A block of data
START
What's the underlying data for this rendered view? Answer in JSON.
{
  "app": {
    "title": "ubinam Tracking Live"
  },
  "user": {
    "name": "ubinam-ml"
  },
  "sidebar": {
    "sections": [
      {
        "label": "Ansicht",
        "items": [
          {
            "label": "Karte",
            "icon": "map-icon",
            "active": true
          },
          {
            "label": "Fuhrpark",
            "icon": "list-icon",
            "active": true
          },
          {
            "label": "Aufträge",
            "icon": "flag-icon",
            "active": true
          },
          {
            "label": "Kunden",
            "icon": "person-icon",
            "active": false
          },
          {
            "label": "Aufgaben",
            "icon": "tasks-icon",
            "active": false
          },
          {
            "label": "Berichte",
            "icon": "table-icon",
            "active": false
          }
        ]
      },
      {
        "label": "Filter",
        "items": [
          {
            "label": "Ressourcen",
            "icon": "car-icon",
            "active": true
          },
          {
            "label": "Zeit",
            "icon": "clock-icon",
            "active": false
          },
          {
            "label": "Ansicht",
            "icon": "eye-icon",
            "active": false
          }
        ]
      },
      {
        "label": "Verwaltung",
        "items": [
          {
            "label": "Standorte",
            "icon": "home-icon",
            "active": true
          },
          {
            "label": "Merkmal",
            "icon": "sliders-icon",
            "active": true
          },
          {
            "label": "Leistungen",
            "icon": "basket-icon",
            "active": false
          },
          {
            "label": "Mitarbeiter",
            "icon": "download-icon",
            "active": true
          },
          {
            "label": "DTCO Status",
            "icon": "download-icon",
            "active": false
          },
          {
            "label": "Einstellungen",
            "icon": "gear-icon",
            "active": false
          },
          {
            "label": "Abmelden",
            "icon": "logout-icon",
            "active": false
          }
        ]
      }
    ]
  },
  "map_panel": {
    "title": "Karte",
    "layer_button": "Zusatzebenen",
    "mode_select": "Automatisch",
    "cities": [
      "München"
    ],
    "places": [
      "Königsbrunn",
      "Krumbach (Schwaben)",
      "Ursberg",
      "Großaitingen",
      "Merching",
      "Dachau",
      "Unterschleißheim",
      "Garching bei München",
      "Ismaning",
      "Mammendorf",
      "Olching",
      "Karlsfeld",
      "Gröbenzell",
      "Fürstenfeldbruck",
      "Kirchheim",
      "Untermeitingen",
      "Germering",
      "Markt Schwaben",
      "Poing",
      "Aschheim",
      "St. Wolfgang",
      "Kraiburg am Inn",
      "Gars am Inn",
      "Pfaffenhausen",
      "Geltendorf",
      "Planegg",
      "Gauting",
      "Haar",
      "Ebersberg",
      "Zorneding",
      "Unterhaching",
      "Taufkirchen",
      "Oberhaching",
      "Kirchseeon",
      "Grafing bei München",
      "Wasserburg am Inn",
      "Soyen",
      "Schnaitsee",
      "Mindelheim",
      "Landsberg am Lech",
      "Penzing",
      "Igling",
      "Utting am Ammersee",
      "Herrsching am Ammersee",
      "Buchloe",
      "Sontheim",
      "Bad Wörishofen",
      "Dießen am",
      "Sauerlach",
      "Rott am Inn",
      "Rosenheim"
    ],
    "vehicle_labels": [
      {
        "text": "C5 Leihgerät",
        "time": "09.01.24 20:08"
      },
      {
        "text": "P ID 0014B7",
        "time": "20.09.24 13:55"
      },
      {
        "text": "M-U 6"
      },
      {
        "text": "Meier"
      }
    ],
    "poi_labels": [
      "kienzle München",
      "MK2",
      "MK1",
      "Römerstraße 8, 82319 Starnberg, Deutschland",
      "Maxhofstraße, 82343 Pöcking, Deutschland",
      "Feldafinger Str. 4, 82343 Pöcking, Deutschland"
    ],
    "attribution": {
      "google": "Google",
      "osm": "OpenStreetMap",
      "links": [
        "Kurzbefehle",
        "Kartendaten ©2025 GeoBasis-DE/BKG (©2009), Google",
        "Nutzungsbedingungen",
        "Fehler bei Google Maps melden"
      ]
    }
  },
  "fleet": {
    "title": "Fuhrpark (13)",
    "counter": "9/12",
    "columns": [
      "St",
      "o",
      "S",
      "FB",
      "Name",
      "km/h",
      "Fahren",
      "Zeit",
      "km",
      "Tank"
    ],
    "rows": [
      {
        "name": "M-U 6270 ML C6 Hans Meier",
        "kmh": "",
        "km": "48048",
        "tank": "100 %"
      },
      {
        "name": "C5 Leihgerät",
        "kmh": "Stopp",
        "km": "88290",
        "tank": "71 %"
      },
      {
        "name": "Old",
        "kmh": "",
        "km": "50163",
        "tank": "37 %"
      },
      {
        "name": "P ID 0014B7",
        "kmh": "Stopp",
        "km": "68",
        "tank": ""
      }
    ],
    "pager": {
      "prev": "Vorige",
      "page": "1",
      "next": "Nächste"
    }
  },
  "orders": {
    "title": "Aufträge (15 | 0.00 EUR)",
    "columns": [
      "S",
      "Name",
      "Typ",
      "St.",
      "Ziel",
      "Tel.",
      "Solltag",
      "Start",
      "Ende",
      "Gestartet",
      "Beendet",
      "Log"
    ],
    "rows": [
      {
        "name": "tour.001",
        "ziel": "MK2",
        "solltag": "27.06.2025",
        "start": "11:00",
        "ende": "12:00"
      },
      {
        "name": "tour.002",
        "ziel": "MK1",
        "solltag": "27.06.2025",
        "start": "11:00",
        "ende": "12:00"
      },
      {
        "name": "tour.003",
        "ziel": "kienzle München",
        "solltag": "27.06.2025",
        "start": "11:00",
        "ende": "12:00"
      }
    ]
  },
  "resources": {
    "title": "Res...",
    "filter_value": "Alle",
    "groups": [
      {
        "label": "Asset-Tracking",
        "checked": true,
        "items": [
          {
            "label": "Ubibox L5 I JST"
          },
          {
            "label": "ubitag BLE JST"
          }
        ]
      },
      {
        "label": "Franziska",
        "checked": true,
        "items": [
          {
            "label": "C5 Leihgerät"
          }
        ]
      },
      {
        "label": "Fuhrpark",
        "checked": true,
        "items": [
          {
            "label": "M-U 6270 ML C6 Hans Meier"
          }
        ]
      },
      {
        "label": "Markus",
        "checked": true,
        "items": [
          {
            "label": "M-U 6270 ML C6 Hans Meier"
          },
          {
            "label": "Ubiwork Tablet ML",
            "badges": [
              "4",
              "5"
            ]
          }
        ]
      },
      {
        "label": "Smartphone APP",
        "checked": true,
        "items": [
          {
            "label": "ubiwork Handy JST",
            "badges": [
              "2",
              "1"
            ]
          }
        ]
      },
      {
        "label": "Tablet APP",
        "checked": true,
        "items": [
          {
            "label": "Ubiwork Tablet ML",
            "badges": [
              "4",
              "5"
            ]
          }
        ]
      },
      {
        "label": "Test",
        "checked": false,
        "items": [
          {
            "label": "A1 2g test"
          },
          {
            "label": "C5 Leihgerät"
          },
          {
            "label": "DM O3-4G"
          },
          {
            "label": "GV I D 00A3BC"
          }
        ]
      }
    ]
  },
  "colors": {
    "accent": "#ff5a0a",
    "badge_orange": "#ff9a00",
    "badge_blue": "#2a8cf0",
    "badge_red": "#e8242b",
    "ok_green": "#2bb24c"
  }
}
END
**Exercise description:** Go through the material above and copy each line that has the word "ubinam".

**Written response:**
    "title": "ubinam Tracking Live"
    "name": "ubinam-ml"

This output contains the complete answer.